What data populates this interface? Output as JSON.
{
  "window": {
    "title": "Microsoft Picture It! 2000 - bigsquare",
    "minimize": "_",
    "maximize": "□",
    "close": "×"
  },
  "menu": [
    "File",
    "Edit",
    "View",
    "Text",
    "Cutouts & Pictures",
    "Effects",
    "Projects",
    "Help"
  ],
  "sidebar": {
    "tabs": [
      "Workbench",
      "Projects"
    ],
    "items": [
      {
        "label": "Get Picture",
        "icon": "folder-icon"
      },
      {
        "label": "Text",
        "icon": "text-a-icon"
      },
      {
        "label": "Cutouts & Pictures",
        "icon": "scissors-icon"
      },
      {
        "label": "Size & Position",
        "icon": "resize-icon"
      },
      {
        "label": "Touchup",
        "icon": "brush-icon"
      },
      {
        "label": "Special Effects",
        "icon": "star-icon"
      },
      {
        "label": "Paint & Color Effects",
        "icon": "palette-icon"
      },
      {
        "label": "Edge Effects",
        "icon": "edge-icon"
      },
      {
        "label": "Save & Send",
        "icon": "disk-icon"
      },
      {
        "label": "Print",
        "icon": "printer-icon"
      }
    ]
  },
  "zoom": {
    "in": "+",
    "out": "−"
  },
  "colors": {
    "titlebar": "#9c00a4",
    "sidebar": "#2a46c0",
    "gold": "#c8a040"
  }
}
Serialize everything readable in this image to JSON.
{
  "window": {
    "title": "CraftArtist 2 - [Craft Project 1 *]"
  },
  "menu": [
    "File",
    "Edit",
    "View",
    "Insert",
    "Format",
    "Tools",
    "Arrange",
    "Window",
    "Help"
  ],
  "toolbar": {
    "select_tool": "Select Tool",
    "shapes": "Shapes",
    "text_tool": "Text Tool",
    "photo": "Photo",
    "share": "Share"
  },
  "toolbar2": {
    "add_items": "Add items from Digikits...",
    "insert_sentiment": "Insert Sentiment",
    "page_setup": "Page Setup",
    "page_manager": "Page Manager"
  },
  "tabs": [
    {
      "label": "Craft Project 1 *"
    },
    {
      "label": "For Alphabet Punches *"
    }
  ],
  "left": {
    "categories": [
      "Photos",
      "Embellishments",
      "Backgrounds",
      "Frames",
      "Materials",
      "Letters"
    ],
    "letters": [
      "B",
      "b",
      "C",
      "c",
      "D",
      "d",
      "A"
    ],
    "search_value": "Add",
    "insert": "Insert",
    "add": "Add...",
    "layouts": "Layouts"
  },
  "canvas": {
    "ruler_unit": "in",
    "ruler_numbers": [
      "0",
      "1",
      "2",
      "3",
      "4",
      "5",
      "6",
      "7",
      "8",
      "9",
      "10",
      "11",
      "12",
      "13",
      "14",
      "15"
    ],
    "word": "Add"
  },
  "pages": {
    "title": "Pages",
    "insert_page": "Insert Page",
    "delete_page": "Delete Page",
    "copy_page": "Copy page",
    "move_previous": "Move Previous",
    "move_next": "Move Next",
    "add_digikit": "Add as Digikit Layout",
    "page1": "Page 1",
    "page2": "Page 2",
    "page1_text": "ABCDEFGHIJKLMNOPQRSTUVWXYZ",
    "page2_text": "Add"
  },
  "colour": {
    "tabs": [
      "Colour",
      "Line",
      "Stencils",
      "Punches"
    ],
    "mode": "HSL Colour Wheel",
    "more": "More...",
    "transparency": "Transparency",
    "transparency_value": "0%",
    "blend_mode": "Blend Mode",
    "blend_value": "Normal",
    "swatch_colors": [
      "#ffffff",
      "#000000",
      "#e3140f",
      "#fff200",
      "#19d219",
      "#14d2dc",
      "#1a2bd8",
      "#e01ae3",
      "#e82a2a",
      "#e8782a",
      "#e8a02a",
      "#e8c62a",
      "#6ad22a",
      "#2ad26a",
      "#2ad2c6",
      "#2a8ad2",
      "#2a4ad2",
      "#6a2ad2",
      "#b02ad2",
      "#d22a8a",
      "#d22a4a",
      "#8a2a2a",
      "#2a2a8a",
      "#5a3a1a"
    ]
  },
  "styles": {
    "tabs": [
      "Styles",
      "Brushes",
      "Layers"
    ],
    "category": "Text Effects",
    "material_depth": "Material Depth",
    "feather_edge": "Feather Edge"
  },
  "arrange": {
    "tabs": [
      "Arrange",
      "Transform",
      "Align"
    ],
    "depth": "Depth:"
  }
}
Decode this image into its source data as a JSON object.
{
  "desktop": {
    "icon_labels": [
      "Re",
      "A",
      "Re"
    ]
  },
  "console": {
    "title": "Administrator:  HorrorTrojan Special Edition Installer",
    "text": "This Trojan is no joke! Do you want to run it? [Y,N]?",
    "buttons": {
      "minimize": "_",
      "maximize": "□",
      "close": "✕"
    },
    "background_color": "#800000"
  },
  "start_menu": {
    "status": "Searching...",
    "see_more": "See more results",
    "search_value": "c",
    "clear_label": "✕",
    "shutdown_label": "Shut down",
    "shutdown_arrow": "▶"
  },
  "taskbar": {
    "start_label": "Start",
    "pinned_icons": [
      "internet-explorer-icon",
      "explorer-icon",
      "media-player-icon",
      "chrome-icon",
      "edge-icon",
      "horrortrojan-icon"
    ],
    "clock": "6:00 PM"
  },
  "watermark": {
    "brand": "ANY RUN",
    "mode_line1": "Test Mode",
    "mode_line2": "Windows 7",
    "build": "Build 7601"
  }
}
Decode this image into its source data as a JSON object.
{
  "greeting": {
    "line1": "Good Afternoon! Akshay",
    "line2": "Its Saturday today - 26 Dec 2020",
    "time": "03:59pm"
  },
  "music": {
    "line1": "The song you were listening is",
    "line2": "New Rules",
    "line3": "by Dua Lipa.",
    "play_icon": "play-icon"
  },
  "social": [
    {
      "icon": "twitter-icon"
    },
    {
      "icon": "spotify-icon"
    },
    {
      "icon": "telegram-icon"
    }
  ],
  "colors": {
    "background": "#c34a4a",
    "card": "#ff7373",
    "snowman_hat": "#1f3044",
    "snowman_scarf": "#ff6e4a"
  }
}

Task details:
Retype each record exactly, leaving nothing out.

Exercise output:
What data populates this interface? Output as JSON.
{
  "window": {
    "title": "Microsoft Picture It! 2000 - bigsquare",
    "minimize": "_",
    "maximize": "□",
    "close": "×"
  },
  "menu": [
    "File",
    "Edit",
    "View",
    "Text",
    "Cutouts & Pictures",
    "Effects",
    "Projects",
    "Help"
  ],
  "sidebar": {
    "tabs": [
      "Workbench",
      "Projects"
    ],
    "items": [
      {
        "label": "Get Picture",
        "icon": "folder-icon"
      },
      {
        "label": "Text",
        "icon": "text-a-icon"
      },
      {
        "label": "Cutouts & Pictures",
        "icon": "scissors-icon"
      },
      {
        "label": "Size & Position",
        "icon": "resize-icon"
      },
      {
        "label": "Touchup",
        "icon": "brush-icon"
      },
      {
        "label": "Special Effects",
        "icon": "star-icon"
      },
      {
        "label": "Paint & Color Effects",
        "icon": "palette-icon"
      },
      {
        "label": "Edge Effects",
        "icon": "edge-icon"
      },
      {
        "label": "Save & Send",
        "icon": "disk-icon"
      },
      {
        "label": "Print",
        "icon": "printer-icon"
      }
    ]
  },
  "zoom": {
    "in": "+",
    "out": "−"
  },
  "colors": {
    "titlebar": "#9c00a4",
    "sidebar": "#2a46c0",
    "gold": "#c8a040"
  }
}
Serialize everything readable in this image to JSON.
{
  "window": {
    "title": "CraftArtist 2 - [Craft Project 1 *]"
  },
  "menu": [
    "File",
    "Edit",
    "View",
    "Insert",
    "Format",
    "Tools",
    "Arrange",
    "Window",
    "Help"
  ],
  "toolbar": {
    "select_tool": "Select Tool",
    "shapes": "Shapes",
    "text_tool": "Text Tool",
    "photo": "Photo",
    "share": "Share"
  },
  "toolbar2": {
    "add_items": "Add items from Digikits...",
    "insert_sentiment": "Insert Sentiment",
    "page_setup": "Page Setup",
    "page_manager": "Page Manager"
  },
  "tabs": [
    {
      "label": "Craft Project 1 *"
    },
    {
      "label": "For Alphabet Punches *"
    }
  ],
  "left": {
    "categories": [
      "Photos",
      "Embellishments",
      "Backgrounds",
      "Frames",
      "Materials",
      "Letters"
    ],
    "letters": [
      "B",
      "b",
      "C",
      "c",
      "D",
      "d",
      "A"
    ],
    "search_value": "Add",
    "insert": "Insert",
    "add": "Add...",
    "layouts": "Layouts"
  },
  "canvas": {
    "ruler_unit": "in",
    "ruler_numbers": [
      "0",
      "1",
      "2",
      "3",
      "4",
      "5",
      "6",
      "7",
      "8",
      "9",
      "10",
      "11",
      "12",
      "13",
      "14",
      "15"
    ],
    "word": "Add"
  },
  "pages": {
    "title": "Pages",
    "insert_page": "Insert Page",
    "delete_page": "Delete Page",
    "copy_page": "Copy page",
    "move_previous": "Move Previous",
    "move_next": "Move Next",
    "add_digikit": "Add as Digikit Layout",
    "page1": "Page 1",
    "page2": "Page 2",
    "page1_text": "ABCDEFGHIJKLMNOPQRSTUVWXYZ",
    "page2_text": "Add"
  },
  "colour": {
    "tabs": [
      "Colour",
      "Line",
      "Stencils",
      "Punches"
    ],
    "mode": "HSL Colour Wheel",
    "more": "More...",
    "transparency": "Transparency",
    "transparency_value": "0%",
    "blend_mode": "Blend Mode",
    "blend_value": "Normal",
    "swatch_colors": [
      "#ffffff",
      "#000000",
      "#e3140f",
      "#fff200",
      "#19d219",
      "#14d2dc",
      "#1a2bd8",
      "#e01ae3",
      "#e82a2a",
      "#e8782a",
      "#e8a02a",
      "#e8c62a",
      "#6ad22a",
      "#2ad26a",
      "#2ad2c6",
      "#2a8ad2",
      "#2a4ad2",
      "#6a2ad2",
      "#b02ad2",
      "#d22a8a",
      "#d22a4a",
      "#8a2a2a",
      "#2a2a8a",
      "#5a3a1a"
    ]
  },
  "styles": {
    "tabs": [
      "Styles",
      "Brushes",
      "Layers"
    ],
    "category": "Text Effects",
    "material_depth": "Material Depth",
    "feather_edge": "Feather Edge"
  },
  "arrange": {
    "tabs": [
      "Arrange",
      "Transform",
      "Align"
    ],
    "depth": "Depth:"
  }
}
Decode this image into its source data as a JSON object.
{
  "desktop": {
    "icon_labels": [
      "Re",
      "A",
      "Re"
    ]
  },
  "console": {
    "title": "Administrator:  HorrorTrojan Special Edition Installer",
    "text": "This Trojan is no joke! Do you want to run it? [Y,N]?",
    "buttons": {
      "minimize": "_",
      "maximize": "□",
      "close": "✕"
    },
    "background_color": "#800000"
  },
  "start_menu": {
    "status": "Searching...",
    "see_more": "See more results",
    "search_value": "c",
    "clear_label": "✕",
    "shutdown_label": "Shut down",
    "shutdown_arrow": "▶"
  },
  "taskbar": {
    "start_label": "Start",
    "pinned_icons": [
      "internet-explorer-icon",
      "explorer-icon",
      "media-player-icon",
      "chrome-icon",
      "edge-icon",
      "horrortrojan-icon"
    ],
    "clock": "6:00 PM"
  },
  "watermark": {
    "brand": "ANY RUN",
    "mode_line1": "Test Mode",
    "mode_line2": "Windows 7",
    "build": "Build 7601"
  }
}
Decode this image into its source data as a JSON object.
{
  "greeting": {
    "line1": "Good Afternoon! Akshay",
    "line2": "Its Saturday today - 26 Dec 2020",
    "time": "03:59pm"
  },
  "music": {
    "line1": "The song you were listening is",
    "line2": "New Rules",
    "line3": "by Dua Lipa.",
    "play_icon": "play-icon"
  },
  "social": [
    {
      "icon": "twitter-icon"
    },
    {
      "icon": "spotify-icon"
    },
    {
      "icon": "telegram-icon"
    }
  ],
  "colors": {
    "background": "#c34a4a",
    "card": "#ff7373",
    "snowman_hat": "#1f3044",
    "snowman_scarf": "#ff6e4a"
  }
}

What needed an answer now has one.